The task → Where a line holds the word "name", copy that line.

+ + +

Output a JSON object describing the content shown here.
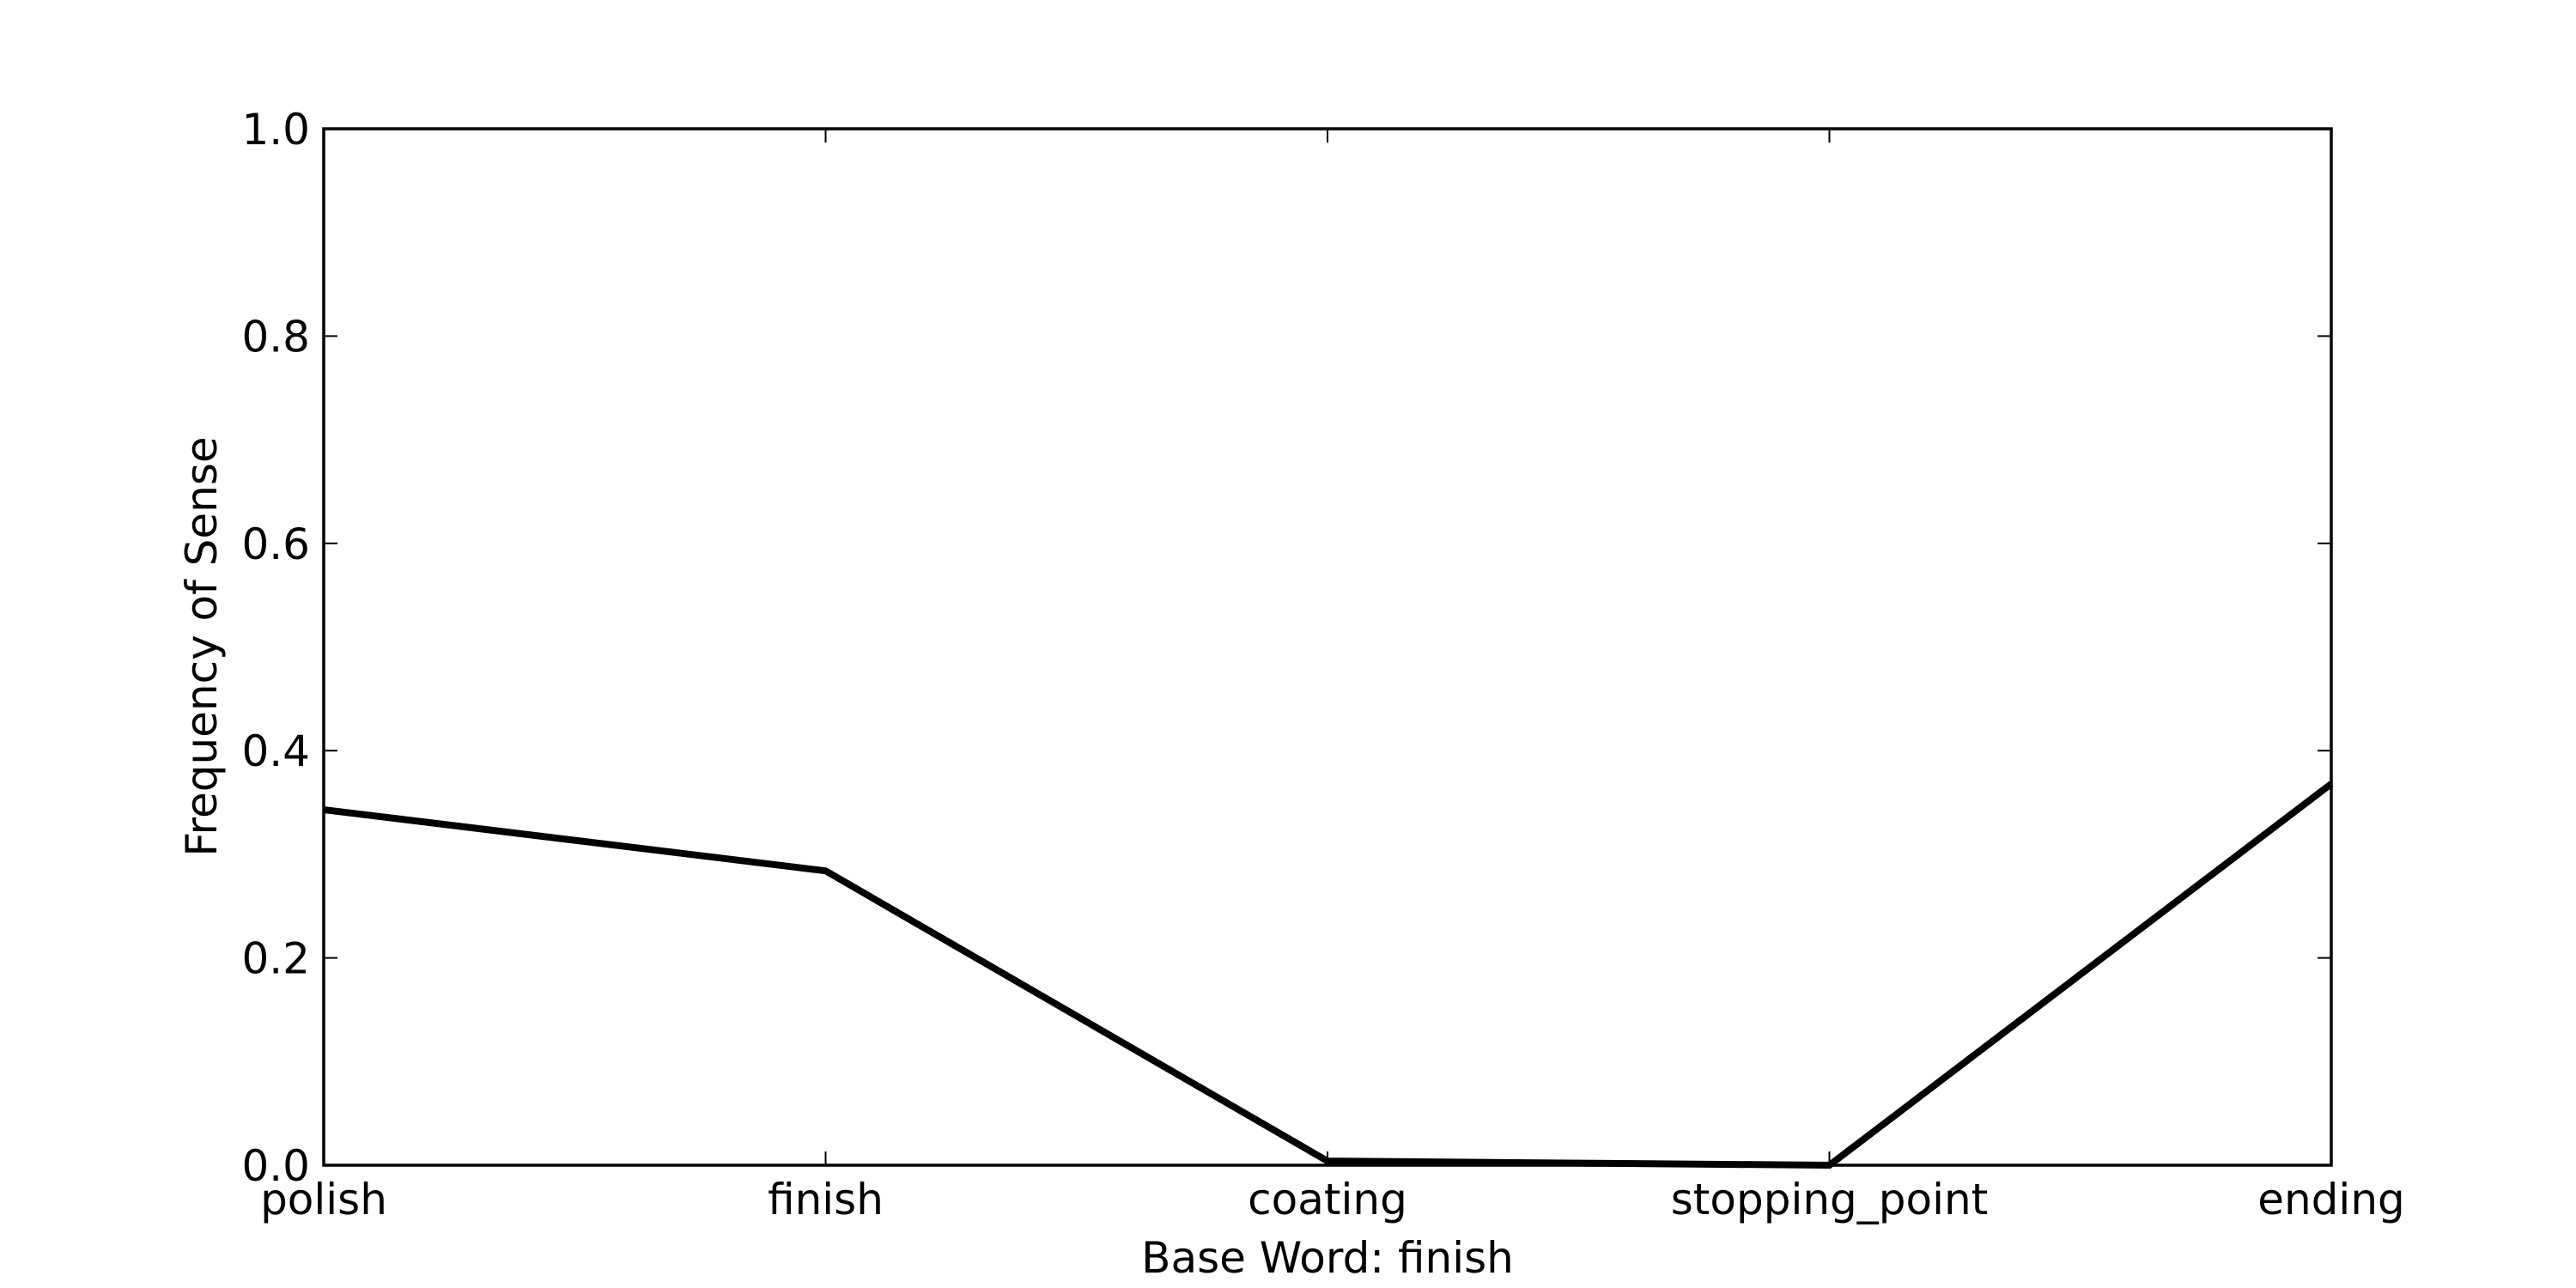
{
  "chart_data": {
    "type": "line",
    "categories": [
      "polish",
      "finish",
      "coating",
      "stopping_point",
      "ending"
    ],
    "values": [
      0.343,
      0.284,
      0.004,
      0.0,
      0.368
    ],
    "xlabel": "Base Word: finish",
    "ylabel": "Frequency of Sense",
    "ylim": [
      0.0,
      1.0
    ],
    "yticks": [
      "0.0",
      "0.2",
      "0.4",
      "0.6",
      "0.8",
      "1.0"
    ],
    "line_color": "#000000",
    "grid": false
  }
}
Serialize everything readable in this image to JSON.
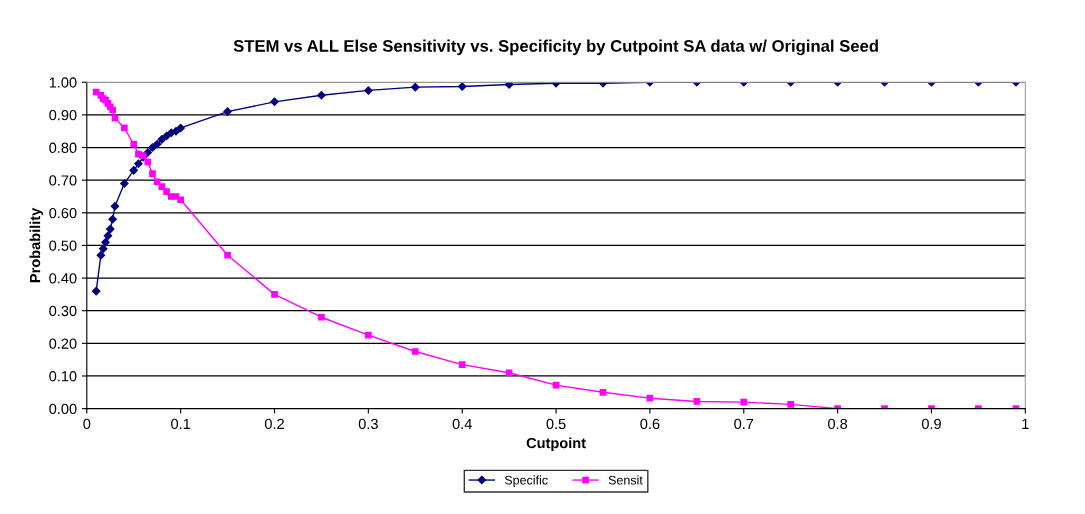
{
  "chart_data": {
    "type": "line",
    "title": "STEM vs ALL Else Sensitivity vs. Specificity by Cutpoint SA data w/ Original Seed",
    "xlabel": "Cutpoint",
    "ylabel": "Probability",
    "x": [
      0.01,
      0.015,
      0.0175,
      0.02,
      0.0225,
      0.025,
      0.0275,
      0.03,
      0.04,
      0.05,
      0.055,
      0.06,
      0.065,
      0.07,
      0.075,
      0.08,
      0.085,
      0.09,
      0.095,
      0.1,
      0.15,
      0.2,
      0.25,
      0.3,
      0.35,
      0.4,
      0.45,
      0.5,
      0.55,
      0.6,
      0.65,
      0.7,
      0.75,
      0.8,
      0.85,
      0.9,
      0.95,
      0.99
    ],
    "series": [
      {
        "name": "Specific",
        "color": "#000080",
        "marker": "diamond",
        "values": [
          0.36,
          0.47,
          0.49,
          0.51,
          0.53,
          0.55,
          0.58,
          0.62,
          0.69,
          0.73,
          0.75,
          0.77,
          0.785,
          0.8,
          0.81,
          0.825,
          0.835,
          0.845,
          0.85,
          0.86,
          0.91,
          0.94,
          0.96,
          0.975,
          0.985,
          0.987,
          0.993,
          0.997,
          0.997,
          1.0,
          1.0,
          1.0,
          1.0,
          1.0,
          1.0,
          1.0,
          1.0,
          1.0
        ]
      },
      {
        "name": "Sensit",
        "color": "#ff00ff",
        "marker": "square",
        "values": [
          0.97,
          0.96,
          0.95,
          0.945,
          0.935,
          0.925,
          0.915,
          0.89,
          0.86,
          0.81,
          0.78,
          0.775,
          0.755,
          0.72,
          0.695,
          0.68,
          0.665,
          0.65,
          0.65,
          0.64,
          0.47,
          0.35,
          0.28,
          0.225,
          0.175,
          0.135,
          0.11,
          0.072,
          0.05,
          0.032,
          0.022,
          0.02,
          0.013,
          0.0,
          0.0,
          0.0,
          0.0,
          0.0
        ]
      }
    ],
    "xlim": [
      0,
      1
    ],
    "xticks": [
      0,
      0.1,
      0.2,
      0.3,
      0.4,
      0.5,
      0.6,
      0.7,
      0.8,
      0.9,
      1
    ],
    "ylim": [
      0,
      1
    ],
    "yticks": [
      {
        "value": 0,
        "label": "0.00"
      },
      {
        "value": 0.1,
        "label": "0.10"
      },
      {
        "value": 0.2,
        "label": "0.20"
      },
      {
        "value": 0.3,
        "label": "0.30"
      },
      {
        "value": 0.4,
        "label": "0.40"
      },
      {
        "value": 0.5,
        "label": "0.50"
      },
      {
        "value": 0.6,
        "label": "0.60"
      },
      {
        "value": 0.7,
        "label": "0.70"
      },
      {
        "value": 0.8,
        "label": "0.80"
      },
      {
        "value": 0.9,
        "label": "0.90"
      },
      {
        "value": 1,
        "label": "1.00"
      }
    ],
    "grid": "y",
    "legend": "bottom",
    "line_style": "solid"
  }
}
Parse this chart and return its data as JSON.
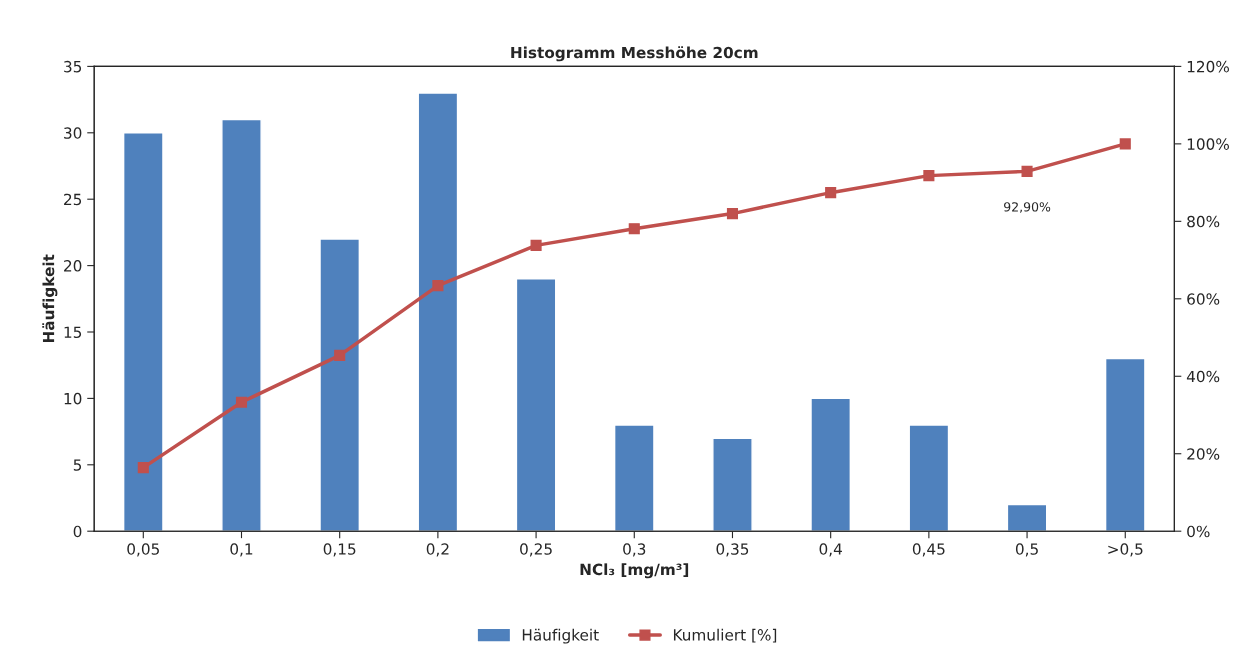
{
  "chart_data": {
    "type": "bar",
    "title": "Histogramm Messhöhe 20cm",
    "xlabel": "NCl₃ [mg/m³]",
    "ylabel": "Häufigkeit",
    "categories": [
      "0,05",
      "0,1",
      "0,15",
      "0,2",
      "0,25",
      "0,3",
      "0,35",
      "0,4",
      "0,45",
      "0,5",
      ">0,5"
    ],
    "series": [
      {
        "name": "Häufigkeit",
        "color": "#4f81bd",
        "values": [
          30,
          31,
          22,
          33,
          19,
          8,
          7,
          10,
          8,
          2,
          13
        ]
      },
      {
        "name": "Kumuliert [%]",
        "type": "line",
        "axis": "y2",
        "color": "#c0504d",
        "marker": "square",
        "values": [
          16.4,
          33.3,
          45.4,
          63.4,
          73.8,
          78.1,
          82.0,
          87.4,
          91.8,
          92.9,
          100
        ],
        "value_labels": [
          null,
          null,
          null,
          null,
          null,
          null,
          null,
          null,
          null,
          "92,90%",
          null
        ]
      }
    ],
    "ylim": [
      0,
      35
    ],
    "yticks": [
      0,
      5,
      10,
      15,
      20,
      25,
      30,
      35
    ],
    "y2lim": [
      0,
      120
    ],
    "y2ticks": [
      {
        "value": 0,
        "label": "0%"
      },
      {
        "value": 20,
        "label": "20%"
      },
      {
        "value": 40,
        "label": "40%"
      },
      {
        "value": 60,
        "label": "60%"
      },
      {
        "value": 80,
        "label": "80%"
      },
      {
        "value": 100,
        "label": "100%"
      },
      {
        "value": 120,
        "label": "120%"
      }
    ],
    "grid": false,
    "legend": "bottom"
  }
}
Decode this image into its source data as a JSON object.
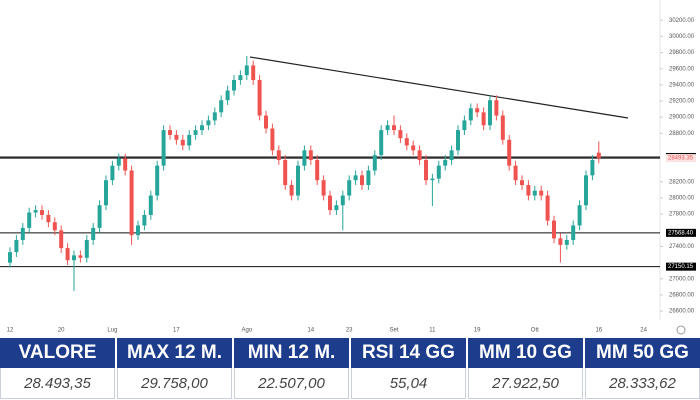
{
  "chart_data": {
    "type": "candlestick",
    "categories": [
      "12",
      null,
      null,
      null,
      null,
      null,
      null,
      null,
      "20",
      null,
      null,
      null,
      null,
      null,
      null,
      null,
      "Lug",
      null,
      null,
      null,
      null,
      null,
      null,
      null,
      null,
      null,
      "17",
      null,
      null,
      null,
      null,
      null,
      null,
      null,
      null,
      null,
      null,
      "Ago",
      null,
      null,
      null,
      null,
      null,
      null,
      null,
      null,
      null,
      "14",
      null,
      null,
      null,
      null,
      null,
      "23",
      null,
      null,
      null,
      null,
      null,
      null,
      "Set",
      null,
      null,
      null,
      null,
      null,
      "11",
      null,
      null,
      null,
      null,
      null,
      null,
      "19",
      null,
      null,
      null,
      null,
      null,
      null,
      null,
      null,
      "Ott",
      null,
      null,
      null,
      null,
      null,
      null,
      null,
      null,
      null,
      "16",
      null,
      null,
      null,
      null,
      null,
      null,
      "24",
      null,
      null,
      null,
      null
    ],
    "open": [
      27200,
      27330,
      27480,
      27630,
      27820,
      27850,
      27790,
      27700,
      27600,
      27380,
      27230,
      27290,
      27260,
      27480,
      27630,
      27910,
      28220,
      28400,
      28490,
      28340,
      27540,
      27660,
      27790,
      28030,
      28400,
      28840,
      28780,
      28720,
      28650,
      28780,
      28840,
      28900,
      28960,
      29060,
      29210,
      29330,
      29460,
      29520,
      29640,
      29460,
      29020,
      28860,
      28590,
      28470,
      28160,
      28030,
      28400,
      28590,
      28470,
      28220,
      28030,
      27850,
      27910,
      28030,
      28220,
      28280,
      28160,
      28340,
      28530,
      28840,
      28900,
      28840,
      28740,
      28650,
      28590,
      28470,
      28220,
      28240,
      28400,
      28470,
      28590,
      28840,
      28960,
      29110,
      29060,
      28900,
      29210,
      29020,
      28720,
      28400,
      28220,
      28160,
      28030,
      28090,
      28030,
      27720,
      27500,
      27420,
      27480,
      27660,
      27910,
      28280,
      28560,
      null,
      null,
      null,
      null,
      null,
      null,
      null,
      null,
      null,
      null,
      null
    ],
    "high": [
      27390,
      27540,
      27690,
      27880,
      27910,
      27910,
      27850,
      27760,
      27660,
      27440,
      27350,
      27350,
      27540,
      27690,
      27970,
      28280,
      28460,
      28550,
      28550,
      28400,
      27720,
      27850,
      28090,
      28460,
      28900,
      28900,
      28840,
      28780,
      28840,
      28900,
      28960,
      29020,
      29120,
      29270,
      29390,
      29520,
      29580,
      29758,
      29700,
      29520,
      29080,
      28920,
      28650,
      28530,
      28220,
      28460,
      28650,
      28650,
      28530,
      28280,
      28090,
      27970,
      28090,
      28280,
      28340,
      28340,
      28400,
      28590,
      28900,
      28960,
      29020,
      28900,
      28800,
      28710,
      28650,
      28530,
      28300,
      28460,
      28530,
      28650,
      28900,
      29020,
      29170,
      29170,
      29120,
      29270,
      29270,
      29080,
      28780,
      28460,
      28280,
      28220,
      28150,
      28150,
      28090,
      27780,
      27560,
      27540,
      27720,
      27970,
      28340,
      28530,
      28700,
      null,
      null,
      null,
      null,
      null,
      null,
      null,
      null,
      null,
      null,
      null
    ],
    "low": [
      27140,
      27270,
      27420,
      27570,
      27760,
      27730,
      27640,
      27540,
      27320,
      27170,
      26850,
      27200,
      27200,
      27420,
      27570,
      27850,
      28160,
      28340,
      28280,
      27420,
      27480,
      27600,
      27730,
      27970,
      28340,
      28720,
      28660,
      28590,
      28590,
      28720,
      28780,
      28840,
      28900,
      29000,
      29150,
      29270,
      29400,
      29460,
      29400,
      28960,
      28800,
      28530,
      28410,
      28100,
      27970,
      27970,
      28340,
      28410,
      28160,
      27970,
      27790,
      27790,
      27600,
      27970,
      28160,
      28100,
      28100,
      28280,
      28470,
      28780,
      28780,
      28680,
      28590,
      28530,
      28410,
      28160,
      27900,
      28180,
      28340,
      28410,
      28530,
      28780,
      28900,
      29000,
      28840,
      28840,
      28960,
      28660,
      28340,
      28160,
      28100,
      27970,
      27970,
      27970,
      27660,
      27440,
      27200,
      27360,
      27420,
      27600,
      27850,
      28220,
      28430,
      null,
      null,
      null,
      null,
      null,
      null,
      null,
      null,
      null,
      null,
      null
    ],
    "close": [
      27330,
      27480,
      27630,
      27820,
      27850,
      27790,
      27700,
      27600,
      27380,
      27230,
      27290,
      27260,
      27480,
      27630,
      27910,
      28220,
      28400,
      28490,
      28340,
      27540,
      27660,
      27790,
      28030,
      28400,
      28840,
      28780,
      28720,
      28650,
      28780,
      28840,
      28900,
      28960,
      29060,
      29210,
      29330,
      29460,
      29520,
      29640,
      29460,
      29020,
      28860,
      28590,
      28470,
      28160,
      28030,
      28400,
      28590,
      28470,
      28220,
      28030,
      27850,
      27910,
      28030,
      28220,
      28280,
      28160,
      28340,
      28530,
      28840,
      28900,
      28840,
      28740,
      28650,
      28590,
      28470,
      28220,
      28240,
      28400,
      28470,
      28590,
      28840,
      28960,
      29110,
      29060,
      28900,
      29210,
      29020,
      28720,
      28400,
      28220,
      28160,
      28030,
      28090,
      28030,
      27720,
      27500,
      27420,
      27480,
      27660,
      27910,
      28280,
      28470,
      28493.35,
      null,
      null,
      null,
      null,
      null,
      null,
      null,
      null,
      null,
      null,
      null
    ],
    "up_color": "#26a69a",
    "down_color": "#ef5350",
    "ylim": [
      26490,
      30450
    ],
    "yticks": [
      {
        "value": 30200,
        "label": "30200.00"
      },
      {
        "value": 30000,
        "label": "30000.00"
      },
      {
        "value": 29800,
        "label": "29800.00"
      },
      {
        "value": 29600,
        "label": "29600.00"
      },
      {
        "value": 29400,
        "label": "29400.00"
      },
      {
        "value": 29200,
        "label": "29200.00"
      },
      {
        "value": 29000,
        "label": "29000.00"
      },
      {
        "value": 28800,
        "label": "28800.00"
      },
      {
        "value": 28200,
        "label": "28200.00"
      },
      {
        "value": 28000,
        "label": "28000.00"
      },
      {
        "value": 27800,
        "label": "27800.00"
      },
      {
        "value": 27400,
        "label": "27400.00"
      },
      {
        "value": 27000,
        "label": "27000.00"
      },
      {
        "value": 26800,
        "label": "26800.00"
      },
      {
        "value": 26600,
        "label": "26600.00"
      }
    ],
    "levels": [
      {
        "value": 28506.81,
        "color": "#000000"
      },
      {
        "value": 28493.35,
        "color": "#ef5350"
      },
      {
        "value": {
          "value": 27568.4,
          "label": "27568.40"
        },
        "color": "#000000"
      },
      {
        "value": 27150.15,
        "color": "#000000"
      }
    ]
  },
  "table": {
    "header": [
      "VALORE",
      "MAX 12 M.",
      "MIN 12 M.",
      "RSI 14 GG",
      "MM 10 GG",
      "MM 50 GG"
    ],
    "row": [
      "28.493,35",
      "29.758,00",
      "22.507,00",
      "55,04",
      "27.922,50",
      "28.333,62"
    ]
  }
}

+ + +

Solved exercise →
        "name": "Specific",
        "name": "Sensit",
        "name": "Häufigkeit",
        "name": "Kumuliert [%]",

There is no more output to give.